> _EXCERPTED PASSAGE_:

-- Start --

BREXIT et al. – Q2 2016

BREXIT et al. – Q2 2016

Dylan B. Minor PhD, MS, CFP®, ChFC, CLU

Chief Strategist and Chief Investment Officer 

“I can never suppose this country so far lost to all ideas of self-importance as to be willing to grant America independence; if that could ever be adopted I shall despair of this country being ever preserved from a state of inferiority and consequently falling into a very low class among the European States.” King George III

Just before we celebrated Independence Day earlier this month, Britain voted for their own independence—their so called Brexit. The result was a bit of financial market turmoil. Déjà vu! In my last quarterly commentary I wrote about how the US stock market kicked the year off with a precipitous slide. The media was quick to remind us that we were starting out just as we did in 2008. And that year, after falling significantly in January, stocks ended the year at a 40-50% loss. Investors apparently agreed with the media’s warning: In January equity funds had a net outflow of over $20 billion. And year to date (through 7/13), equity investors have pulled over $50 billion out of stock mutual funds and ETFs.[1] Meanwhile, with all of these funds on the sidelines, US stocks have hit record new highs. For a recap of a broad swath of market returns see our review here. Before turning to our most recent Brexit turmoil, for context let’s review the significance of the UK and the European Union (EU).

As an economist, I am a proponent of the idea of an EU. In fact, the EU has many analogs to the United States’ Federal system. Just as our Federal government creates laws that supersede any particular state’s law, so too the EU creates laws that supersede each member state’s laws. The hope for both the US and the EU is to pass laws that help improve interstate commercial activity through standardization and liberalization. For the EU, this means creating laws that help improve the flow of capital, labor, and trade among the EU member nations.

The EU consists of some ½ billion people and is expected to produce $19.2 trillion of GDP (purchasing price parity (PPP)) in 2016.[2] For comparison, the US is expected to produce $18.6 trillion of GDP (PPP) this year. Meanwhile, China has become the largest economy in the world with almost $21 trillion of GDP (PPP) expected in 2016, supplanting the EU and the US, which now hold the number position two and three, respectively. All the while, the UK generated GDP of $3.7 trillion (PPP) in 2015. Thus, if the UK successfully completes BREXIT, this means both almost 20% of the EU’s economy will no longer be governed by the EU and the US will rise to become the second largest world economy.

Although I (and much of the world) was surprised by the Leave vote triumphing, the UK has a rich history of individualism, including how it relates to the EU. Indeed, the UK never chose to join the EU currency. The UK also withdrew from an EU monetary mechanism in 1992. So in this respect, if you were going to have predicted a nation to leave the EU, the UK would not have been a bad guess (though I again thought they would remain).

-- End --

[Records showing where elements appear]
-- Start --

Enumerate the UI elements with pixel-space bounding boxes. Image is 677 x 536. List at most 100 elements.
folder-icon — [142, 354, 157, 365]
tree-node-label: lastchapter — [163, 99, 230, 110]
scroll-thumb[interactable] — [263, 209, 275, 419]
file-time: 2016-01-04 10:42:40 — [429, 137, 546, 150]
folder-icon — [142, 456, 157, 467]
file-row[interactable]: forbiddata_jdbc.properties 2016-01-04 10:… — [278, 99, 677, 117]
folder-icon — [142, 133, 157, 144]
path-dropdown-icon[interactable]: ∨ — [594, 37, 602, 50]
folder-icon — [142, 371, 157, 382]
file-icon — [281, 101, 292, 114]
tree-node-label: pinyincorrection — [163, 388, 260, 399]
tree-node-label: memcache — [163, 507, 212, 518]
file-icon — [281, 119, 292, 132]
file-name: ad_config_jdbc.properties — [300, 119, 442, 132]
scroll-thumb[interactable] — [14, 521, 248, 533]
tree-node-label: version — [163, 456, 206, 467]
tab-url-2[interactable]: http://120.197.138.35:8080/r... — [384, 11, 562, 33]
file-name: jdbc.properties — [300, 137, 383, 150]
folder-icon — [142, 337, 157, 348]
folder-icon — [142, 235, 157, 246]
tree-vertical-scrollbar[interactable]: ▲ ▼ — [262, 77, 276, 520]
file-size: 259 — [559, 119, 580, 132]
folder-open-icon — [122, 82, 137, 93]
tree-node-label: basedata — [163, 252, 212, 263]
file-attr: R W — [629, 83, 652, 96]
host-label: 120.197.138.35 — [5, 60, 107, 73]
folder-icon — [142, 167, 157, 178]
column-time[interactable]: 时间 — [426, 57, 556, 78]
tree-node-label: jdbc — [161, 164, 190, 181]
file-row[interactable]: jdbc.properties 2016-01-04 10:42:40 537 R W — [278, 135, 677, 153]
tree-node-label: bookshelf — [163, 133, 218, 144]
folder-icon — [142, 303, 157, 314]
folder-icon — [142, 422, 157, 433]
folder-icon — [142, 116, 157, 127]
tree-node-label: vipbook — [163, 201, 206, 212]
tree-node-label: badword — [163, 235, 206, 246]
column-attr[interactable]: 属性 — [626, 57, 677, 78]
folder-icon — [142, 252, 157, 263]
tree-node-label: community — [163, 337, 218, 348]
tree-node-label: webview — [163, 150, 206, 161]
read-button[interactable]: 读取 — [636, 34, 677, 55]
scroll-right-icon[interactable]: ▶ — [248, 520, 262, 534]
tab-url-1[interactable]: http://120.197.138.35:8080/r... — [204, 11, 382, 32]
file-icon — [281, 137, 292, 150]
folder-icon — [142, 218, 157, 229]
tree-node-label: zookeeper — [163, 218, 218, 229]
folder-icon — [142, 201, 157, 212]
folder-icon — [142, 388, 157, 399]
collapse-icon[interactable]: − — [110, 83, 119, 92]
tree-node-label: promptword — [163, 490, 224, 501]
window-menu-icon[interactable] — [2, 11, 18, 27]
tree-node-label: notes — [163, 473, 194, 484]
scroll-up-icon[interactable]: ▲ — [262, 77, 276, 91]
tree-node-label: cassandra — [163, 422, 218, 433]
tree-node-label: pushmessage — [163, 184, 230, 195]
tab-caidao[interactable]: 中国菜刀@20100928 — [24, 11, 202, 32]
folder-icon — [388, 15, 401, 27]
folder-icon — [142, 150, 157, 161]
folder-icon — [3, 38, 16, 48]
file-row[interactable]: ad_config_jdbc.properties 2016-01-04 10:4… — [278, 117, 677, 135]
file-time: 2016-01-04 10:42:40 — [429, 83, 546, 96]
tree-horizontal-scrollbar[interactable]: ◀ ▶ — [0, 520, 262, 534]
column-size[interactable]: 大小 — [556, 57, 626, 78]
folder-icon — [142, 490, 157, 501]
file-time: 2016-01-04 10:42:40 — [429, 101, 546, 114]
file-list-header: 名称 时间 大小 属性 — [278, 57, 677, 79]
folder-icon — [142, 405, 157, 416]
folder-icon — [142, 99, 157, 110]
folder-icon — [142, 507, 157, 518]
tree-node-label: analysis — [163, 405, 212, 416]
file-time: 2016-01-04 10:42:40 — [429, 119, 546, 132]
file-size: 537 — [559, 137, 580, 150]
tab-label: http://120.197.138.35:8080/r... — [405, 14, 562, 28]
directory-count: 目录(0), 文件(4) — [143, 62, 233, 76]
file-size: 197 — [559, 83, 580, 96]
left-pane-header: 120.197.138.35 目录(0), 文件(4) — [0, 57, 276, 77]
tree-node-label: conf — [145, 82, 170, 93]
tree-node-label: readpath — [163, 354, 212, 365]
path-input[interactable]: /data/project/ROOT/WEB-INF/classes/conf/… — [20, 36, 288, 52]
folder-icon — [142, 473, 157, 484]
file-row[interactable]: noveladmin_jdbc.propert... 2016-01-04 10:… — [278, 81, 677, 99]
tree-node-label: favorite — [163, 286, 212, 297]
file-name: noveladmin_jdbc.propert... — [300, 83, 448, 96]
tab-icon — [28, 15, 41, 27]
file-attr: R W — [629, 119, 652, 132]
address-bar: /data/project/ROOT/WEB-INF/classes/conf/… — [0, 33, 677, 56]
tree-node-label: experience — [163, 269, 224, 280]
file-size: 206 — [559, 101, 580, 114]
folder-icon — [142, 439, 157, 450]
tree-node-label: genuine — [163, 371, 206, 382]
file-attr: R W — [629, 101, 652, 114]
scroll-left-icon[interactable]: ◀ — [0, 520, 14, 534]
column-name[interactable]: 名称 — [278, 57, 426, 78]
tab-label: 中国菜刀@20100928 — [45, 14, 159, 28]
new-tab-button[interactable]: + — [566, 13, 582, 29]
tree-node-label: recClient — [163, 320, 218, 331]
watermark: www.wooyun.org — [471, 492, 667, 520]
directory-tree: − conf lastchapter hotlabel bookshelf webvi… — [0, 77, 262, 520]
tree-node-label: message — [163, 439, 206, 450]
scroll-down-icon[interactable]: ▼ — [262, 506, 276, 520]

-- End --

> _THINGS TO DO_:
A - List the credentials that follow the author's name at the top of the Brexit commentary.
B - Please return the part of the Brexit commentary starting at "The EU consists" and ending at "largest world economy.".
C - Write the next part of the Brexit commentary, picking up after its final sentence.

> _ANSWERS TO EACH TASK_:
A - PhD, MS, CFP®, ChFC, CLU

B -
The EU consists of some ½ billion people and is expected to produce $19.2 trillion of GDP (purchasing price parity (PPP)) in 2016.[2] For comparison, the US is expected to produce $18.6 trillion of GDP (PPP) this year. Meanwhile, China has become the largest economy in the world with almost $21 trillion of GDP (PPP) expected in 2016, supplanting the EU and the US, which now hold the number position two and three, respectively. All the while, the UK generated GDP of $3.7 trillion (PPP) in 2015. Thus, if the UK successfully completes BREXIT, this means both almost 20% of the EU’s economy will no longer be governed by the EU and the US will rise to become the second largest world economy.

C -
So what are the economic consequences of the UK leaving the EU? Since the UK contributes less than .7% of the US GDP, the expected impact on the US economy is close to zero. However, Goldman Sachs forecasts that the EU’s economic output will be shaved by .5%, and the UK will lose some -2.75% off economic output; this will put the UK in danger of entering a recession this next year. However, none of these scenarios deserve the category of catastrophic, in my view. Financial markets also ultimately reflected this perspective. The UK stock market, as measured by the largest 100 UK publicly listed companies (i.e., FTSE 100), fell close to 6% only to recover two-trading days later. Ironically, the US stock market (i.e., S&P 500) took more than an additional week compared to the UK to fully recover its 6% loss.[3]

Meanwhile after the Brexit vote, non-Omega investors yanked a net $10 billion from equity funds ending the week 6/29 upon Brexit. After markets recovered, they added $9.4 billion net to equity fund ending the week of 7/13. This means that while stocks ended up 2% when it was all said and done, the average investor ended down about 5%, or a difference of 7%.[4]

So what happens next? There is a long road to complete the separation of the UK from the EU. First it must trigger Article 50, which will then start a 2-year negotiation period between the UK and the EU. The new prime minister of the UK, Theresa May, who had pushed for the UK to remain has said Article 50 will not be triggered until 2017. Thus, we are over two years away from a completed separation. This is, of course, an eternity in politics and could possibly even usher in a Breversal, with the UK deciding to ultimately remain. Nonetheless, my best guess is that they will complete the transaction. May has said, “Brexit means Brexit” and she appointed Boris Johnson, who supported the Leave campaign, as the new foreign secretary.[5]

Assuming that they avoid a Breversal, the most important issue is how the UK chooses to engage with the EU after exiting. One option is to create agreements with the EU similar to the Norway, which, although not an EU member nation, has close and arguably effective ties with the EU. The other extreme is for the UK to become like say Russia. My bet would be on a Norway-like approach. And it seems financial markets feel similarly based on current asset prices. Nonetheless, there still remains another risk in addition to the UK’s degree of independence: If the UK’s independence encourages other EU nations to leave, this would prove more damaging. However, I currently see this as a low probability outcome.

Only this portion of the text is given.